- Directive
Write out all of the entries exactly, please.

- Records supplied

↓↓↓

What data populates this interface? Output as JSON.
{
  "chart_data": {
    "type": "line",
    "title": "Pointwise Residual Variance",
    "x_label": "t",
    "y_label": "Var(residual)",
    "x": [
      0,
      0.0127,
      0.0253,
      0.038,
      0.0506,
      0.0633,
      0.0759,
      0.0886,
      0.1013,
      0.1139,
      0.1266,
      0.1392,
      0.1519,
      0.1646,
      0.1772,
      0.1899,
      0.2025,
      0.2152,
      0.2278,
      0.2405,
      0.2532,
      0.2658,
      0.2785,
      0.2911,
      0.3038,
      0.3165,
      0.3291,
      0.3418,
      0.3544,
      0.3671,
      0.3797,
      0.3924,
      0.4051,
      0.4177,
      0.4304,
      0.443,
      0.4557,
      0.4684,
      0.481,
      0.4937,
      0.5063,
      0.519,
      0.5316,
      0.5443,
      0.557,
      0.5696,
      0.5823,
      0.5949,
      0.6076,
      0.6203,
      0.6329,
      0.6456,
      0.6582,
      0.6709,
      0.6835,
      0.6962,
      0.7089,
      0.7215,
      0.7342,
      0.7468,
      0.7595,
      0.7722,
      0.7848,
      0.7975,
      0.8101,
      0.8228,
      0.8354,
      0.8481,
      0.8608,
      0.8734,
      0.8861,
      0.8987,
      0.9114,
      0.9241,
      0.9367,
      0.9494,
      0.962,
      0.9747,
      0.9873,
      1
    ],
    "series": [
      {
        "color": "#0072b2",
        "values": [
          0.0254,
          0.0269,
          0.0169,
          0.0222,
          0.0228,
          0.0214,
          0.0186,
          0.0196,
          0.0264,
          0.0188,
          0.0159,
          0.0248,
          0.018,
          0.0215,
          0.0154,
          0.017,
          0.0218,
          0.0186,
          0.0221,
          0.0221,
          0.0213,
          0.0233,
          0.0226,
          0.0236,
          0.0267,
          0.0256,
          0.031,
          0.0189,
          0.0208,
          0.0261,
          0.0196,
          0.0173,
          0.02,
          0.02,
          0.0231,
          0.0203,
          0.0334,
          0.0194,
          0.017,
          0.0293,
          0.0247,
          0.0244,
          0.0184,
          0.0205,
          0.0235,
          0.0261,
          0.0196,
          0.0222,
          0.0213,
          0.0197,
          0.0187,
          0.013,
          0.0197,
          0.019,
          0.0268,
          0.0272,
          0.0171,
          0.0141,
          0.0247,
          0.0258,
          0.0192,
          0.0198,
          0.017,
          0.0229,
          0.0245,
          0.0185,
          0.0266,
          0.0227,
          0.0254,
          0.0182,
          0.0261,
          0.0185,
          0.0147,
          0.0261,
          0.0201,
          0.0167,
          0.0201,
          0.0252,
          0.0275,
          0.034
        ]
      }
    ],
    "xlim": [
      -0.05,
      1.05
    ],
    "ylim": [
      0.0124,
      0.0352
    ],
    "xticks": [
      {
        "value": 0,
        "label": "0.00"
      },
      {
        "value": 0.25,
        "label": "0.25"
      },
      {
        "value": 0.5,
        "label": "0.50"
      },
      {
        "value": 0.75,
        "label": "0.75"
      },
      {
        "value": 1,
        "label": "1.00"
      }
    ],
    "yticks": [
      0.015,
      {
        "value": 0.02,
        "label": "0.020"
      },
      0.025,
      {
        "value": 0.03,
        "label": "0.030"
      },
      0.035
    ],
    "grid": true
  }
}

↑↑↑

- Completed exercise
What data populates this interface? Output as JSON.
{
  "chart_data": {
    "type": "line",
    "title": "Pointwise Residual Variance",
    "x_label": "t",
    "y_label": "Var(residual)",
    "x": [
      0,
      0.0127,
      0.0253,
      0.038,
      0.0506,
      0.0633,
      0.0759,
      0.0886,
      0.1013,
      0.1139,
      0.1266,
      0.1392,
      0.1519,
      0.1646,
      0.1772,
      0.1899,
      0.2025,
      0.2152,
      0.2278,
      0.2405,
      0.2532,
      0.2658,
      0.2785,
      0.2911,
      0.3038,
      0.3165,
      0.3291,
      0.3418,
      0.3544,
      0.3671,
      0.3797,
      0.3924,
      0.4051,
      0.4177,
      0.4304,
      0.443,
      0.4557,
      0.4684,
      0.481,
      0.4937,
      0.5063,
      0.519,
      0.5316,
      0.5443,
      0.557,
      0.5696,
      0.5823,
      0.5949,
      0.6076,
      0.6203,
      0.6329,
      0.6456,
      0.6582,
      0.6709,
      0.6835,
      0.6962,
      0.7089,
      0.7215,
      0.7342,
      0.7468,
      0.7595,
      0.7722,
      0.7848,
      0.7975,
      0.8101,
      0.8228,
      0.8354,
      0.8481,
      0.8608,
      0.8734,
      0.8861,
      0.8987,
      0.9114,
      0.9241,
      0.9367,
      0.9494,
      0.962,
      0.9747,
      0.9873,
      1
    ],
    "series": [
      {
        "color": "#0072b2",
        "values": [
          0.0254,
          0.0269,
          0.0169,
          0.0222,
          0.0228,
          0.0214,
          0.0186,
          0.0196,
          0.0264,
          0.0188,
          0.0159,
          0.0248,
          0.018,
          0.0215,
          0.0154,
          0.017,
          0.0218,
          0.0186,
          0.0221,
          0.0221,
          0.0213,
          0.0233,
          0.0226,
          0.0236,
          0.0267,
          0.0256,
          0.031,
          0.0189,
          0.0208,
          0.0261,
          0.0196,
          0.0173,
          0.02,
          0.02,
          0.0231,
          0.0203,
          0.0334,
          0.0194,
          0.017,
          0.0293,
          0.0247,
          0.0244,
          0.0184,
          0.0205,
          0.0235,
          0.0261,
          0.0196,
          0.0222,
          0.0213,
          0.0197,
          0.0187,
          0.013,
          0.0197,
          0.019,
          0.0268,
          0.0272,
          0.0171,
          0.0141,
          0.0247,
          0.0258,
          0.0192,
          0.0198,
          0.017,
          0.0229,
          0.0245,
          0.0185,
          0.0266,
          0.0227,
          0.0254,
          0.0182,
          0.0261,
          0.0185,
          0.0147,
          0.0261,
          0.0201,
          0.0167,
          0.0201,
          0.0252,
          0.0275,
          0.034
        ]
      }
    ],
    "xlim": [
      -0.05,
      1.05
    ],
    "ylim": [
      0.0124,
      0.0352
    ],
    "xticks": [
      {
        "value": 0,
        "label": "0.00"
      },
      {
        "value": 0.25,
        "label": "0.25"
      },
      {
        "value": 0.5,
        "label": "0.50"
      },
      {
        "value": 0.75,
        "label": "0.75"
      },
      {
        "value": 1,
        "label": "1.00"
      }
    ],
    "yticks": [
      0.015,
      {
        "value": 0.02,
        "label": "0.020"
      },
      0.025,
      {
        "value": 0.03,
        "label": "0.030"
      },
      0.035
    ],
    "grid": true
  }
}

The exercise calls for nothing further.